» **TO BE DONE**: Copy every line of the records below that holds the word "name".

» **DATA EXCERPTS**:
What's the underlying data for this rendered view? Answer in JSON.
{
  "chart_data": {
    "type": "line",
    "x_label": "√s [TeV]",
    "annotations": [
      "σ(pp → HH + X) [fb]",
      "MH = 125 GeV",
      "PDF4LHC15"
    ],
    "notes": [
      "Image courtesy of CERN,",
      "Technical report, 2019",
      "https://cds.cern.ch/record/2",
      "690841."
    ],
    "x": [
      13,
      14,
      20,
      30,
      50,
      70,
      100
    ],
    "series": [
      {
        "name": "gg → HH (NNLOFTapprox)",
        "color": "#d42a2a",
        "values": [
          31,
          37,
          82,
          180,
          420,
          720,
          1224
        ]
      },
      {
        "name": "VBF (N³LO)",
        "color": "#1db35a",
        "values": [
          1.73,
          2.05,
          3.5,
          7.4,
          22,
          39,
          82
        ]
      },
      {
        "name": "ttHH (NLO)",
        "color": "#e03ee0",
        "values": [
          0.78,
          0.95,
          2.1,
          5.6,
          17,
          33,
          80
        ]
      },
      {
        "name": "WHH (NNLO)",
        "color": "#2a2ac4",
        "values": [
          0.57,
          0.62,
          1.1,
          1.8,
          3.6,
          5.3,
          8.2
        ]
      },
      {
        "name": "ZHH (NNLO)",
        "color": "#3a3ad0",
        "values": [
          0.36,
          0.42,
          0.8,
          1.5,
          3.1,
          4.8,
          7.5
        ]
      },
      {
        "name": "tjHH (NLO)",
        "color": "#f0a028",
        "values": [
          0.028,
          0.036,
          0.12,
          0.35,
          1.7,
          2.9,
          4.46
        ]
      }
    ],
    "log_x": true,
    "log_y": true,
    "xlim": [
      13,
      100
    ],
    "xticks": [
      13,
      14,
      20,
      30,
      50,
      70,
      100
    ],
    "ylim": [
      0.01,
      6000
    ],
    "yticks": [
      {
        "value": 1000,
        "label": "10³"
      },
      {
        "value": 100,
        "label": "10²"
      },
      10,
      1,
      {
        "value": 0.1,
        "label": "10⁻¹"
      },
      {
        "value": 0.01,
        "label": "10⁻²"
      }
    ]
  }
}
...
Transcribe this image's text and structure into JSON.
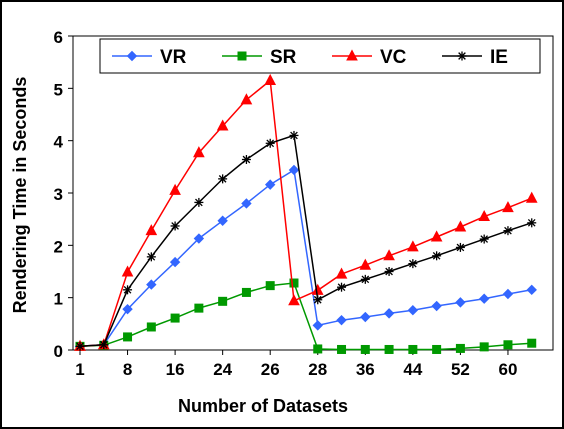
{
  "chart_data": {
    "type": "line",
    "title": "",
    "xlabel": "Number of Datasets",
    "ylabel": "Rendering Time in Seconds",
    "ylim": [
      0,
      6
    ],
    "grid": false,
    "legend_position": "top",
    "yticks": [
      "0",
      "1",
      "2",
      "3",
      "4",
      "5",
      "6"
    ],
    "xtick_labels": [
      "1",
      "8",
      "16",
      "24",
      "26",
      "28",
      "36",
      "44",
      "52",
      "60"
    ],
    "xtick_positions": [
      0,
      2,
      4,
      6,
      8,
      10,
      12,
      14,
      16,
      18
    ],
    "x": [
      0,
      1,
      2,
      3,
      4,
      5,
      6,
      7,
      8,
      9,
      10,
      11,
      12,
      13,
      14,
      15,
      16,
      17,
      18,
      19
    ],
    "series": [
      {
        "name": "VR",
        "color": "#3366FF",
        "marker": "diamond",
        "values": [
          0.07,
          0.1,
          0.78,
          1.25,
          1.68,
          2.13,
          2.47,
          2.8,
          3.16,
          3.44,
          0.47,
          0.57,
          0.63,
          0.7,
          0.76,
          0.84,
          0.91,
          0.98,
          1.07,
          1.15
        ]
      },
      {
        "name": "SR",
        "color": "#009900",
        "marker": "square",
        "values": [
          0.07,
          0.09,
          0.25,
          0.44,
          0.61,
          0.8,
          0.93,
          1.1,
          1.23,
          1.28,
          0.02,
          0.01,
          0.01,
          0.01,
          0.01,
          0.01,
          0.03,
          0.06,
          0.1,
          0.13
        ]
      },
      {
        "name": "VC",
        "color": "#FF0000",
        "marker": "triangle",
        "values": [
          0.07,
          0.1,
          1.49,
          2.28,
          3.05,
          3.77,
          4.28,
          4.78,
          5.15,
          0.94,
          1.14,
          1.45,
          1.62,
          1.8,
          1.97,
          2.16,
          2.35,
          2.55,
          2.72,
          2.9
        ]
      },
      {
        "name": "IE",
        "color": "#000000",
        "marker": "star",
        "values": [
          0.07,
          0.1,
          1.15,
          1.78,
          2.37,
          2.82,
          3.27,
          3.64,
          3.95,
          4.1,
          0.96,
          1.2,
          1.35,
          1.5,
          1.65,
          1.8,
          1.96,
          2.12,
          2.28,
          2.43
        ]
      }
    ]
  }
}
...
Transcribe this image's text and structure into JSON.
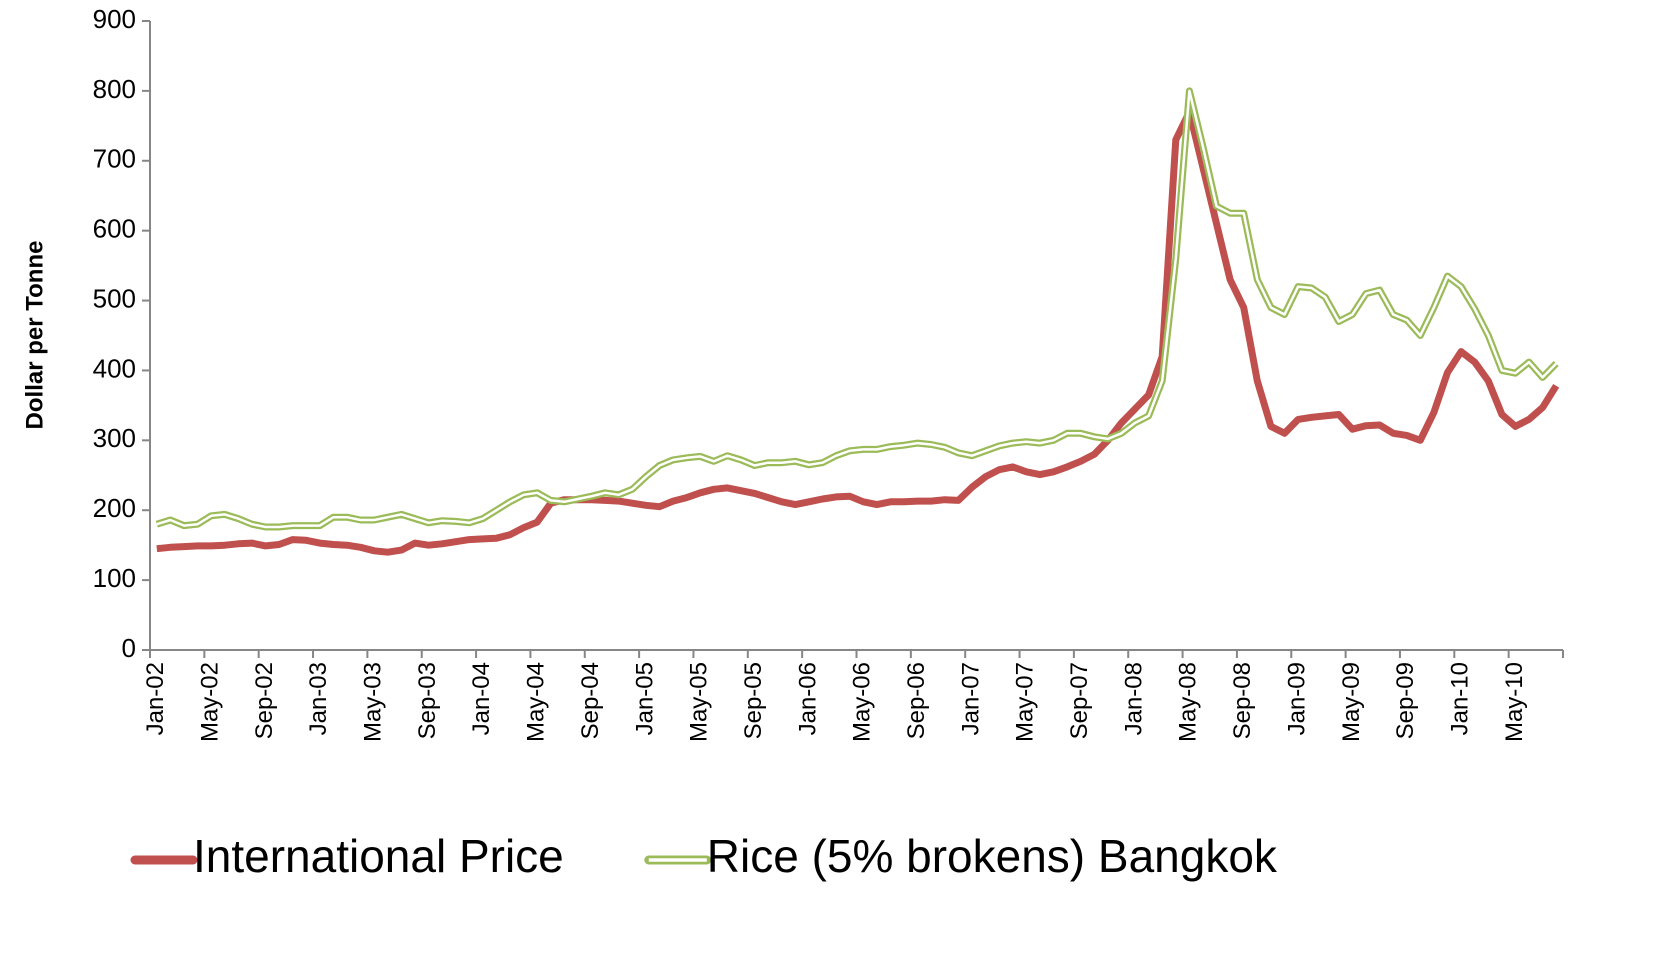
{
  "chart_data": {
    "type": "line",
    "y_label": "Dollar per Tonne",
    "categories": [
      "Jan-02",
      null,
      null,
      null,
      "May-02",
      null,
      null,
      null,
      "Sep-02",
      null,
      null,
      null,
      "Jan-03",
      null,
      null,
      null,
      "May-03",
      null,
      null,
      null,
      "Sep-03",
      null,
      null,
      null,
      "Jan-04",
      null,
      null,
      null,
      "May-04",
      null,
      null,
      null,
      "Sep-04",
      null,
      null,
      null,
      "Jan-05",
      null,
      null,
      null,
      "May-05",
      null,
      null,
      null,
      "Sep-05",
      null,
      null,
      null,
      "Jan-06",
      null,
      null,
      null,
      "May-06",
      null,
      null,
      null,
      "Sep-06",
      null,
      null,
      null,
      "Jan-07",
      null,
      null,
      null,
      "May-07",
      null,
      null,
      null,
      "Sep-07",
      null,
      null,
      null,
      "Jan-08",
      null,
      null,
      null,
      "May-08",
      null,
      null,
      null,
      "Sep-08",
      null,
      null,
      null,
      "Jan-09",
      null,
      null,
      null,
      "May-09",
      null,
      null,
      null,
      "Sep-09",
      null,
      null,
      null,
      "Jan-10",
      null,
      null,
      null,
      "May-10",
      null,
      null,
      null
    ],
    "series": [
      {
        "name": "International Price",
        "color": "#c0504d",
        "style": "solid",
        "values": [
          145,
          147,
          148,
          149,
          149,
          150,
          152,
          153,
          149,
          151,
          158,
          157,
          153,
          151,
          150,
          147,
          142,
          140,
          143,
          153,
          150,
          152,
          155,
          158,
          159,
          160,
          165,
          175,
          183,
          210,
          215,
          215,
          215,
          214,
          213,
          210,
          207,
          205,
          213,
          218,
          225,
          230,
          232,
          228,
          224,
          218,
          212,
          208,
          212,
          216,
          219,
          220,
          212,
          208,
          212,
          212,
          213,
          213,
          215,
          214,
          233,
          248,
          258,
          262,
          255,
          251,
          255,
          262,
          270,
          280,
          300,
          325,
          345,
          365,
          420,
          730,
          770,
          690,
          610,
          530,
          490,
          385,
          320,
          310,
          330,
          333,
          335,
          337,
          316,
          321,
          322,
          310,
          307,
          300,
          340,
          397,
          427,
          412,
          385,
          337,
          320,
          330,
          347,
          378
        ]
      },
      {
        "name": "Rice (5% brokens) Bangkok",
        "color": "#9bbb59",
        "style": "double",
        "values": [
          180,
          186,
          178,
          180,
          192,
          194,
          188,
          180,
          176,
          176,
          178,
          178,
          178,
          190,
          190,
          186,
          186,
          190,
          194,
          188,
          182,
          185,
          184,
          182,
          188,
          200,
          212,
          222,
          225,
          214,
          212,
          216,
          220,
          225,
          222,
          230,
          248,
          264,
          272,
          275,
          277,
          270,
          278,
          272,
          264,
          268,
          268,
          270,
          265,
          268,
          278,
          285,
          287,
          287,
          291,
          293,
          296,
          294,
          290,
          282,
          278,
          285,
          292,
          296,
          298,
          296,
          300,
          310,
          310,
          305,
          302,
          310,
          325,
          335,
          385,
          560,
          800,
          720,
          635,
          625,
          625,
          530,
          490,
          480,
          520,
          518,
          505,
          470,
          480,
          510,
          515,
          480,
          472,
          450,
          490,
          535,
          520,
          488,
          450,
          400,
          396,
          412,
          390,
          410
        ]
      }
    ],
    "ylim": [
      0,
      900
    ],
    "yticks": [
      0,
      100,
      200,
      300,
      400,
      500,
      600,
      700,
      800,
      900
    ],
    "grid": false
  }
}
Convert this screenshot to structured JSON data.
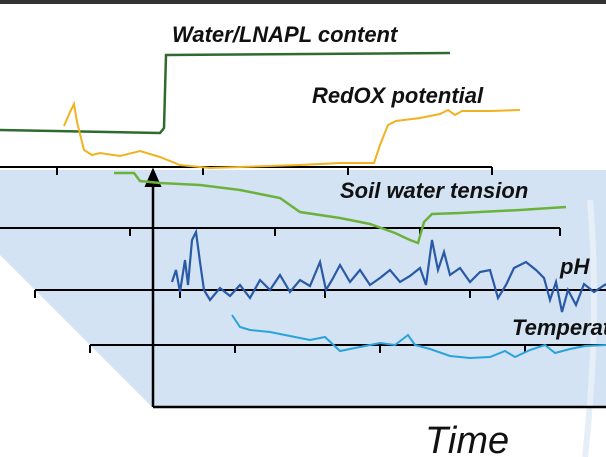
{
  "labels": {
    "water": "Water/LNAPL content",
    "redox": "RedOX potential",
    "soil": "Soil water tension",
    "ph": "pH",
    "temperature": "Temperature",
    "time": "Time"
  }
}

» **ANSWER TO THIS TASK**:
        "name": "gg → HH (NNLOFTapprox)",
        "name": "VBF (N³LO)",
        "name": "ttHH (NLO)",
        "name": "WHH (NNLO)",
        "name": "ZHH (NNLO)",
        "name": "tjHH (NLO)",
        "name": "VR",
        "name": "SR",
        "name": "VC",
        "name": "IE",
        "name": "International Price",
        "name": "Rice (5% brokens) Bangkok",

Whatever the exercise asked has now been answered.